• Your task: Report how many lines include the word "ресурс", and nothing besides that number.

★ ★ ★ ★ ★

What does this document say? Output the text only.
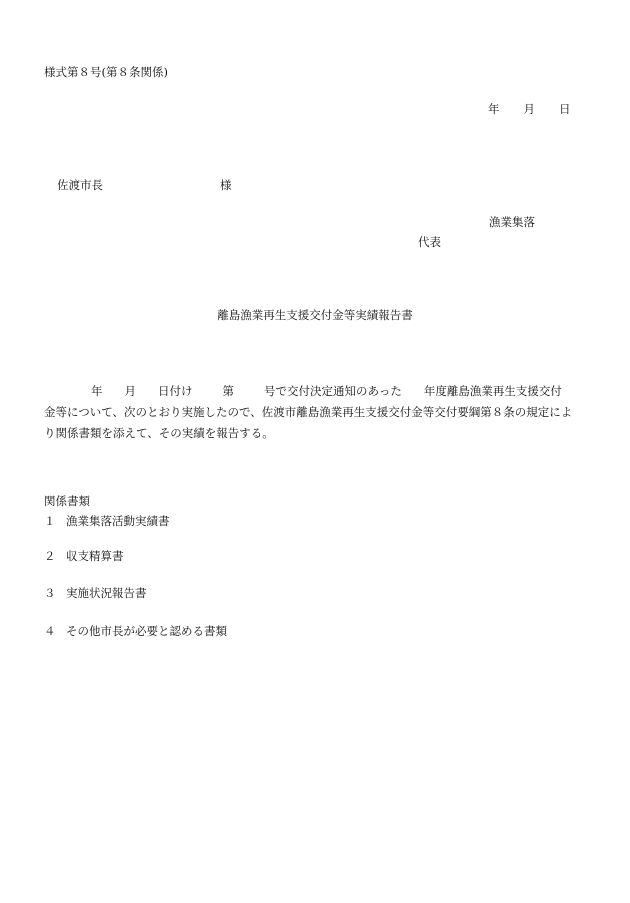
様式第８号(第８条関係)
年 月 日
佐渡市長	様
漁業集落
代表
離島漁業再生支援交付金等実績報告書
年 月 日付け	第	号で交付決定通知のあった 年度離島漁業再生支援交付
金等について、次のとおり実施したので、佐渡市離島漁業再生支援交付金等交付要綱第８条の規定によ
り関係書類を添えて、その実績を報告する。
関係書類
１ 漁業集落活動実績書
２ 収支精算書
３ 実施状況報告書
４ その他市長が必要と認める書類
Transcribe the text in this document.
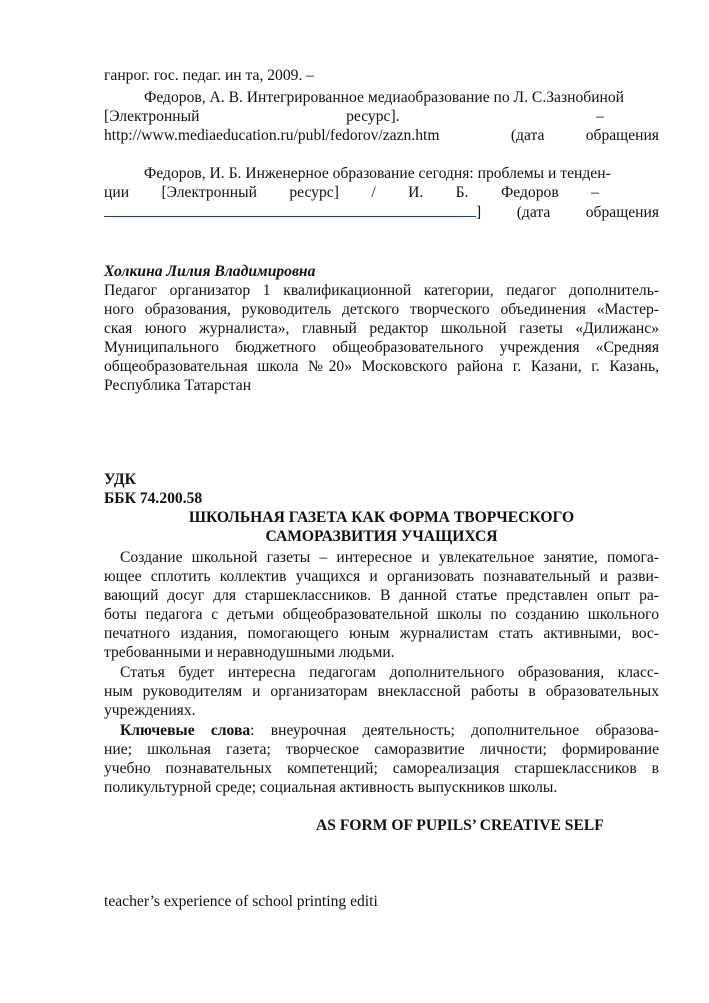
ганрог. гос. педаг. ин та, 2009. –
Федоров, А. В. Интегрированное медиаобразование по Л. С.Зазнобиной
[Электронный	ресурс].	–
http://www.mediaeducation.ru/publ/fedorov/zazn.htm	(дата	обращения
Федоров, И. Б. Инженерное образование сегодня: проблемы и тенден-
ции [Электронный ресурс] / И. Б. Федоров –
] (дата обращения
Холкина Лилия Владимировна
Педагог организатор 1 квалификационной категории, педагог дополнитель-
ного образования, руководитель детского творческого объединения «Мастер-
ская юного журналиста», главный редактор школьной газеты «Дилижанс»
Муниципального бюджетного общеобразовательного учреждения «Средняя
общеобразовательная школа №20» Московского района г. Казани, г. Казань,
Республика Татарстан
УДК
ББК 74.200.58
ШКОЛЬНАЯ ГАЗЕТА КАК ФОРМА ТВОРЧЕСКОГО
САМОРАЗВИТИЯ УЧАЩИХСЯ
Создание школьной газеты – интересное и увлекательное занятие, помога-
ющее сплотить коллектив учащихся и организовать познавательный и разви-
вающий досуг для старшеклассников. В данной статье представлен опыт ра-
боты педагога с детьми общеобразовательной школы по созданию школьного
печатного издания, помогающего юным журналистам стать активными, вос-
требованными и неравнодушными людьми.
Статья будет интересна педагогам дополнительного образования, класс-
ным руководителям и организаторам внеклассной работы в образовательных
учреждениях.
Ключевые слова: внеурочная деятельность; дополнительное образова-
ние; школьная газета; творческое саморазвитие личности; формирование
учебно познавательных компетенций; самореализация старшеклассников в
поликультурной среде; социальная активность выпускников школы.
AS FORM OF PUPILS’ CREATIVE SELF
teacher’s experience of school printing editi
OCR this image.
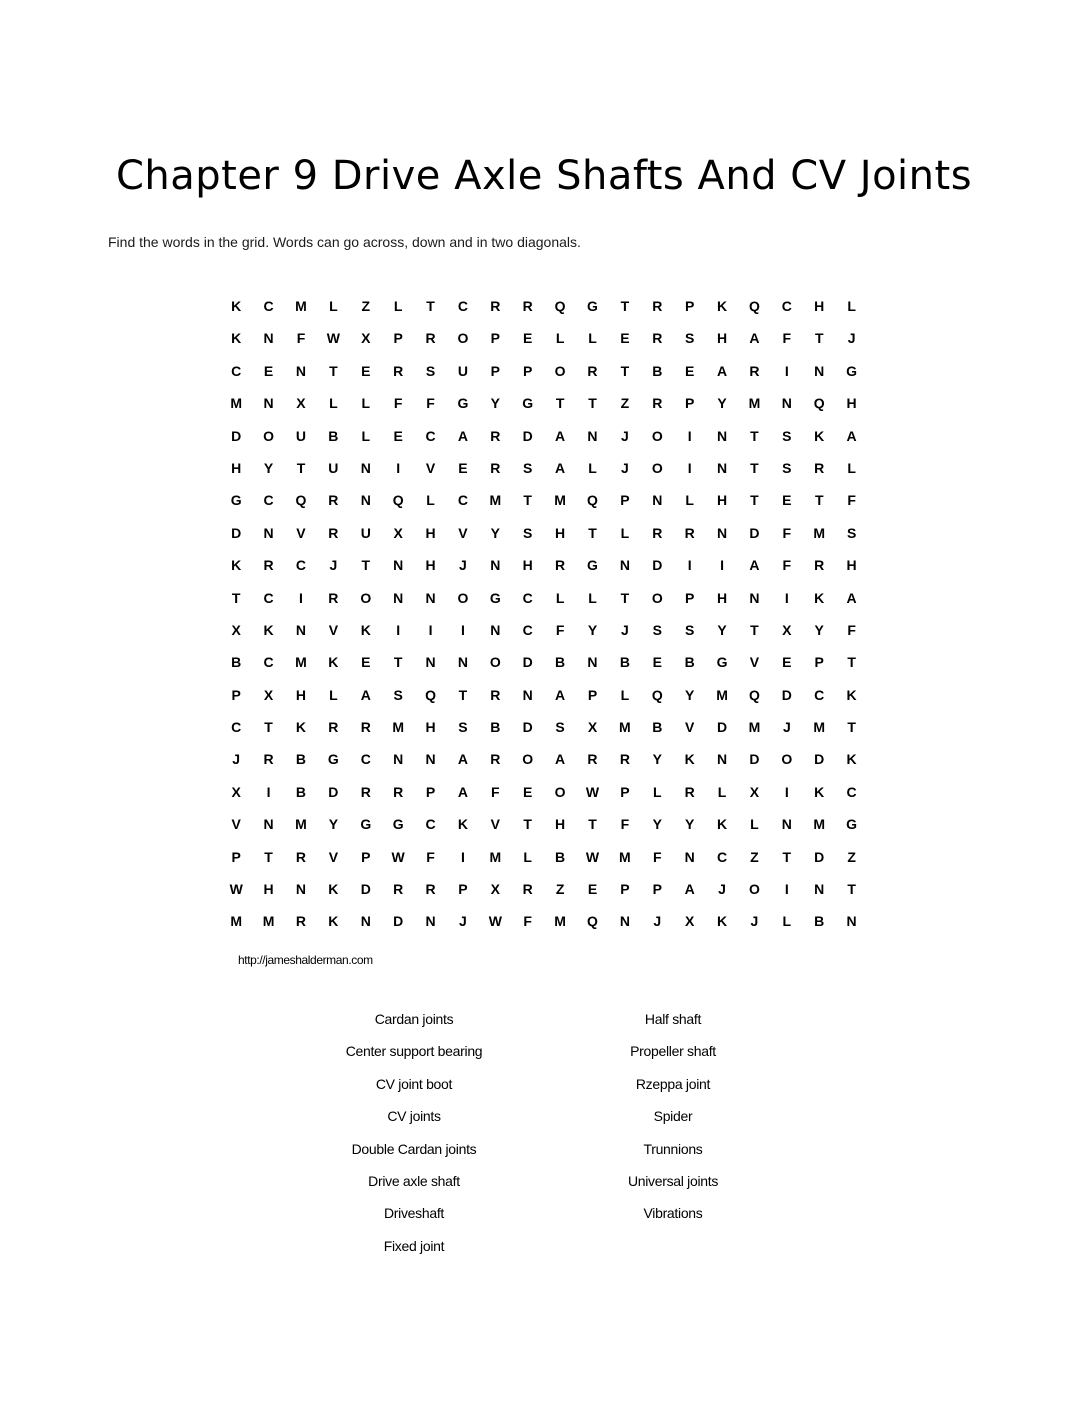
Chapter 9 Drive Axle Shafts And CV Joints
Find the words in the grid. Words can go across, down and in two diagonals.
K C M L Z L T C R R Q G T R P K Q C H L
K N F W X P R O P E L L E R S H A F T J
C E N T E R S U P P O R T B E A R I N G
M N X L L F F G Y G T T Z R P Y M N Q H
D O U B L E C A R D A N J O I N T S K A
H Y T U N I V E R S A L J O I N T S R L
G C Q R N Q L C M T M Q P N L H T E T F
D N V R U X H V Y S H T L R R N D F M S
K R C J T N H J N H R G N D I I A F R H
T C I R O N N O G C L L T O P H N I K A
X K N V K I I I N C F Y J S S Y T X Y F
B C M K E T N N O D B N B E B G V E P T
P X H L A S Q T R N A P L Q Y M Q D C K
C T K R R M H S B D S X M B V D M J M T
J R B G C N N A R O A R R Y K N D O D K
X I B D R R P A F E O W P L R L X I K C
V N M Y G G C K V T H T F Y Y K L N M G
P T R V P W F I M L B W M F N C Z T D Z
W H N K D R R P X R Z E P P A J O I N T
M M R K N D N J W F M Q N J X K J L B N
http://jameshalderman.com
Cardan joints
Center support bearing
CV joint boot
CV joints
Double Cardan joints
Drive axle shaft
Driveshaft
Fixed joint
Half shaft
Propeller shaft
Rzeppa joint
Spider
Trunnions
Universal joints
Vibrations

★ ★ ★ ★ ★

• Problem solution: 2